◆ What the task requires ◆
Find the lines that include the string "color" and report how many there are. Give no other text.

◆ Data provided ◆
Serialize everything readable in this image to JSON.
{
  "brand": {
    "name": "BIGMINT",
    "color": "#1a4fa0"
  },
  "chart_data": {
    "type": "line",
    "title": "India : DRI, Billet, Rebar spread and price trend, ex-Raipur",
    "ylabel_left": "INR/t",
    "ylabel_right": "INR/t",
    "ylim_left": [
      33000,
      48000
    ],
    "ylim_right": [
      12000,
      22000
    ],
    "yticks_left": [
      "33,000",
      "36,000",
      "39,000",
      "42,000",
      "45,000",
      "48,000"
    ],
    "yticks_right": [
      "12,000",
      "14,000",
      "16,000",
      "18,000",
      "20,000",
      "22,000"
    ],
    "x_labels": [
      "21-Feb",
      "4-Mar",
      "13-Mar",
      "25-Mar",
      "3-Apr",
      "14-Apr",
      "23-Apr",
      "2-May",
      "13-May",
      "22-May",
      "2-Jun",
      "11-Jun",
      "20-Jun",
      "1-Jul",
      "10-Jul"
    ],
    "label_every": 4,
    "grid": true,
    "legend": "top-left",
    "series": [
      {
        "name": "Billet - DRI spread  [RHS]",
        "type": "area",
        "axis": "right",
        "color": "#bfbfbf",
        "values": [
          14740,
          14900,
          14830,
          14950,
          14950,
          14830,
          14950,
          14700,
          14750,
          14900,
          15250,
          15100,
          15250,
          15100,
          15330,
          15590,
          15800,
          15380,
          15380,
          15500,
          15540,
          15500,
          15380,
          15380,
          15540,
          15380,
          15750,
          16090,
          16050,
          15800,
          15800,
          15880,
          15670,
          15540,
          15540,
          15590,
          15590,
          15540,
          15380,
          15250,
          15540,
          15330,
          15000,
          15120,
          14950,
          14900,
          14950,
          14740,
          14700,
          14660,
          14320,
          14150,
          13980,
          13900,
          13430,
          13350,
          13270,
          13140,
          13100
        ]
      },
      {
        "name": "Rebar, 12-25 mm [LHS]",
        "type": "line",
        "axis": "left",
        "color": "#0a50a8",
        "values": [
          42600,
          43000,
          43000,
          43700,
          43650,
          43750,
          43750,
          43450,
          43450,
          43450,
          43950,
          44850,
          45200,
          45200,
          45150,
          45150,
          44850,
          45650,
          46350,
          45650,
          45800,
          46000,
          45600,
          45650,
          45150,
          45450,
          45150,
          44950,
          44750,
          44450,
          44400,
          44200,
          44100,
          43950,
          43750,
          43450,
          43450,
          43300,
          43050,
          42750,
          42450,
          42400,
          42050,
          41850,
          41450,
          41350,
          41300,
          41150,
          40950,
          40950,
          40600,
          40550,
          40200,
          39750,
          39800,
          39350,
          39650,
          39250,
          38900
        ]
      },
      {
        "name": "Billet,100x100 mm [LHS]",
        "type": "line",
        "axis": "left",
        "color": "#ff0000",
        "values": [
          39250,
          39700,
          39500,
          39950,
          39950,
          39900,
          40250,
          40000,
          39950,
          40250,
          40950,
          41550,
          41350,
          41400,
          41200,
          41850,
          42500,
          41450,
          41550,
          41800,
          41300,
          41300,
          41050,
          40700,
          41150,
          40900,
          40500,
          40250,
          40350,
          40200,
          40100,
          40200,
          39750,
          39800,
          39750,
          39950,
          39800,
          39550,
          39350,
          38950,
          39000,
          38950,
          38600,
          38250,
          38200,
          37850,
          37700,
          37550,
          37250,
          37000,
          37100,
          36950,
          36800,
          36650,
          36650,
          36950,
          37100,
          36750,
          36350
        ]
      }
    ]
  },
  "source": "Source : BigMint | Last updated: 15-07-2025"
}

◆ Task output ◆
4